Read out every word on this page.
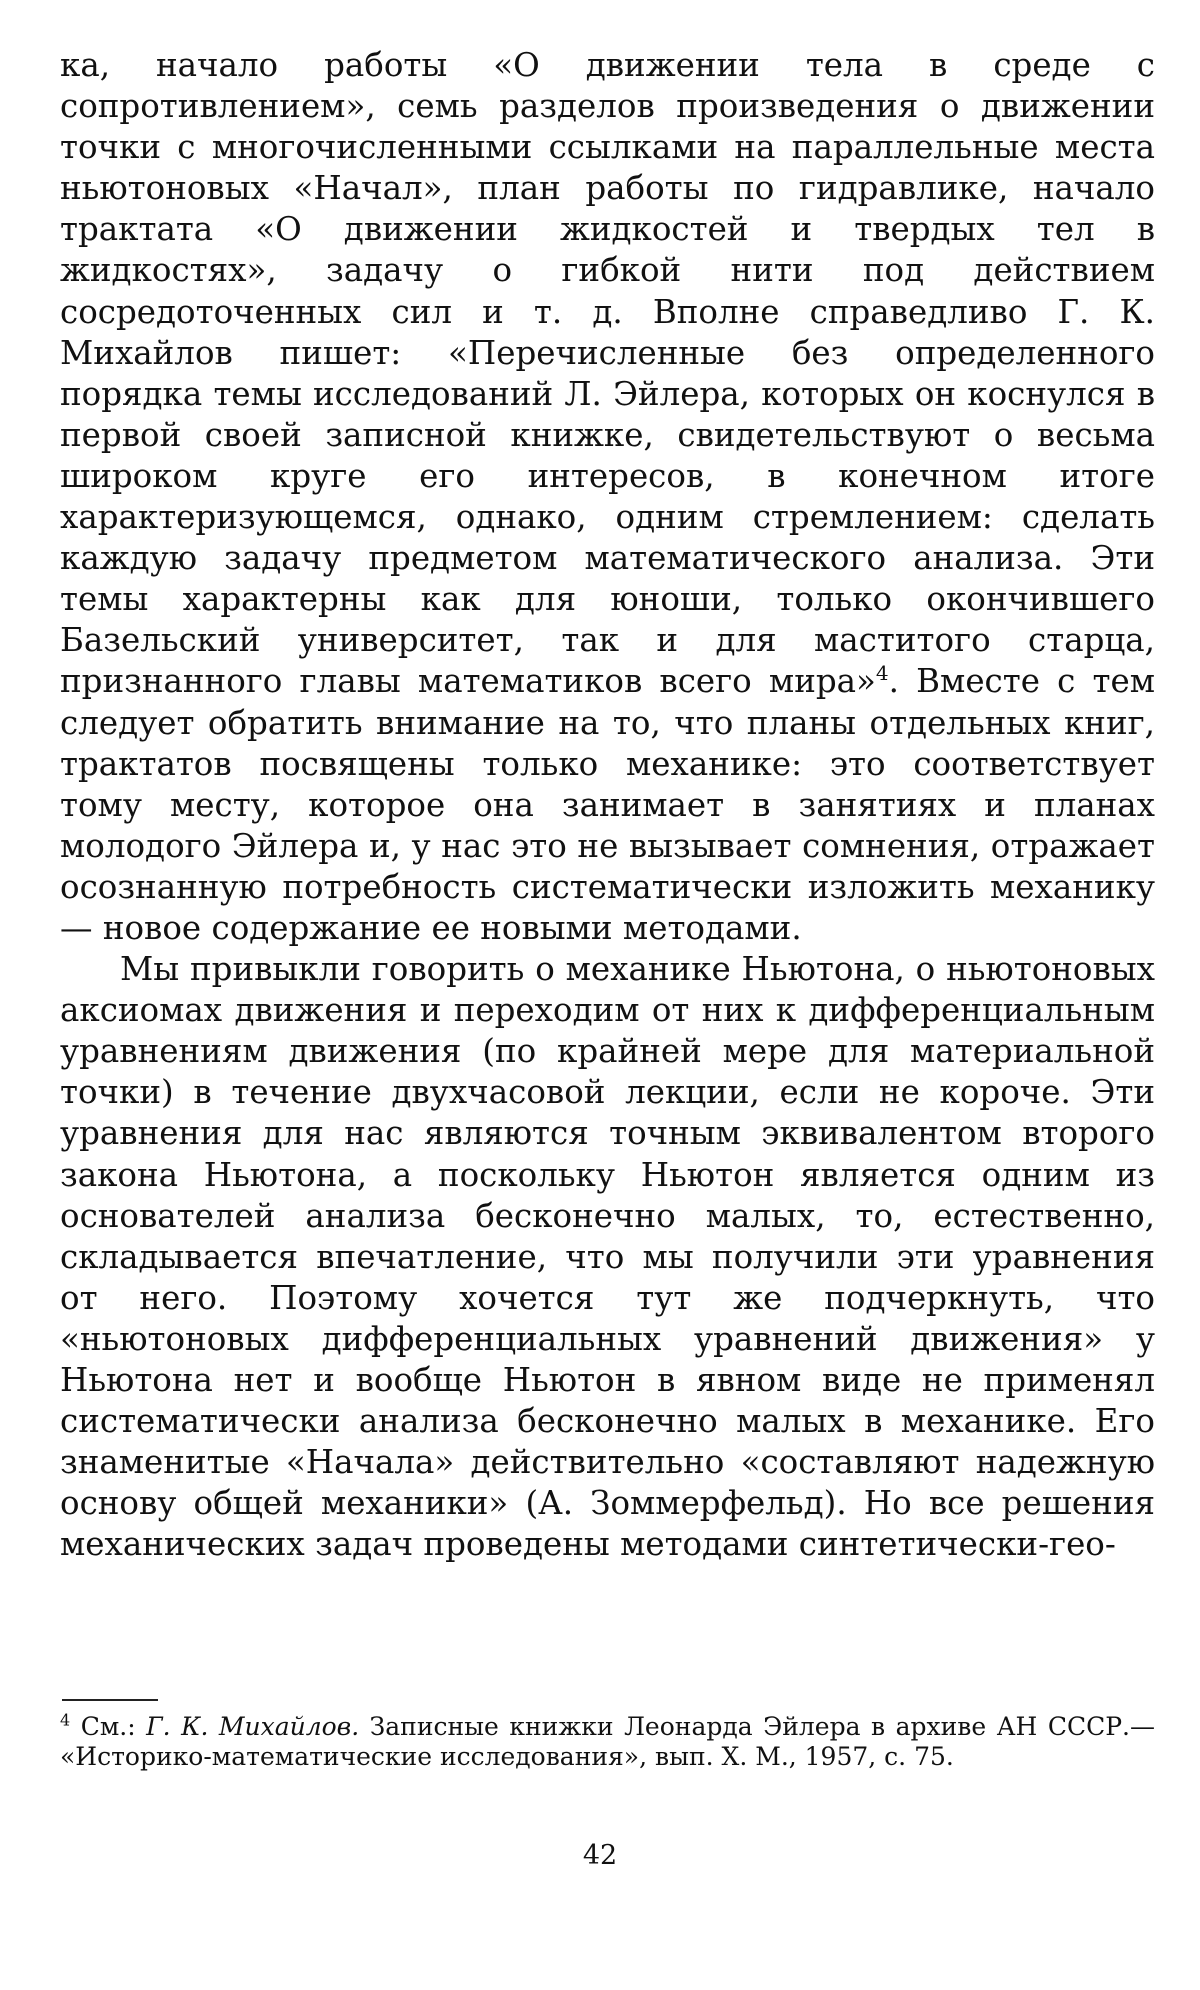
ка, начало работы «О движении тела в среде с сопротивлением», семь разделов произведения о движении точки с многочисленными ссылками на параллельные места ньютоновых «Начал», план работы по гидравлике, начало трактата «О движении жидкостей и твердых тел в жидкостях», задачу о гибкой нити под действием сосредоточенных сил и т. д. Вполне справедливо Г. К. Михайлов пишет: «Перечисленные без определенного порядка темы исследований Л. Эйлера, которых он коснулся в первой своей записной книжке, свидетельствуют о весьма широком круге его интересов, в конечном итоге характеризующемся, однако, одним стремлением: сделать каждую задачу предметом математического анализа. Эти темы характерны как для юноши, только окончившего Базельский университет, так и для маститого старца, признанного главы математиков всего мира»$^4$. Вместе с тем следует обратить внимание на то, что планы отдельных книг, трактатов посвящены только механике: это соответствует тому месту, которое она занимает в занятиях и планах молодого Эйлера и, у нас это не вызывает сомнения, отражает осознанную потребность систематически изложить механику — новое содержание ее новыми методами.

Мы привыкли говорить о механике Ньютона, о ньютоновых аксиомах движения и переходим от них к дифференциальным уравнениям движения (по крайней мере для материальной точки) в течение двухчасовой лекции, если не короче. Эти уравнения для нас являются точным эквивалентом второго закона Ньютона, а поскольку Ньютон является одним из основателей анализа бесконечно малых, то, естественно, складывается впечатление, что мы получили эти уравнения от него. Поэтому хочется тут же подчеркнуть, что «ньютоновых дифференциальных уравнений движения» у Ньютона нет и вообще Ньютон в явном виде не применял систематически анализа бесконечно малых в механике. Его знаменитые «Начала» действительно «составляют надежную основу общей механики» (А. Зоммерфельд). Но все решения механических задач проведены методами синтетически-гео-

$^4$ См.: Г. К. Михайлов. Записные книжки Леонарда Эйлера в архиве АН СССР.— «Историко-математические исследования», вып. X. М., 1957, с. 75.
42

§

Copy the material exactly. Do not include the pictures.

THE RESPONSE:
Read out every word on this page.
ка, начало работы «О движении тела в среде с сопротивлением», семь разделов произведения о движении точки с многочисленными ссылками на параллельные места ньютоновых «Начал», план работы по гидравлике, начало трактата «О движении жидкостей и твердых тел в жидкостях», задачу о гибкой нити под действием сосредоточенных сил и т. д. Вполне справедливо Г. К. Михайлов пишет: «Перечисленные без определенного порядка темы исследований Л. Эйлера, которых он коснулся в первой своей записной книжке, свидетельствуют о весьма широком круге его интересов, в конечном итоге характеризующемся, однако, одним стремлением: сделать каждую задачу предметом математического анализа. Эти темы характерны как для юноши, только окончившего Базельский университет, так и для маститого старца, признанного главы математиков всего мира»$^4$. Вместе с тем следует обратить внимание на то, что планы отдельных книг, трактатов посвящены только механике: это соответствует тому месту, которое она занимает в занятиях и планах молодого Эйлера и, у нас это не вызывает сомнения, отражает осознанную потребность систематически изложить механику — новое содержание ее новыми методами.

Мы привыкли говорить о механике Ньютона, о ньютоновых аксиомах движения и переходим от них к дифференциальным уравнениям движения (по крайней мере для материальной точки) в течение двухчасовой лекции, если не короче. Эти уравнения для нас являются точным эквивалентом второго закона Ньютона, а поскольку Ньютон является одним из основателей анализа бесконечно малых, то, естественно, складывается впечатление, что мы получили эти уравнения от него. Поэтому хочется тут же подчеркнуть, что «ньютоновых дифференциальных уравнений движения» у Ньютона нет и вообще Ньютон в явном виде не применял систематически анализа бесконечно малых в механике. Его знаменитые «Начала» действительно «составляют надежную основу общей механики» (А. Зоммерфельд). Но все решения механических задач проведены методами синтетически-гео-

$^4$ См.: Г. К. Михайлов. Записные книжки Леонарда Эйлера в архиве АН СССР.— «Историко-математические исследования», вып. X. М., 1957, с. 75.
42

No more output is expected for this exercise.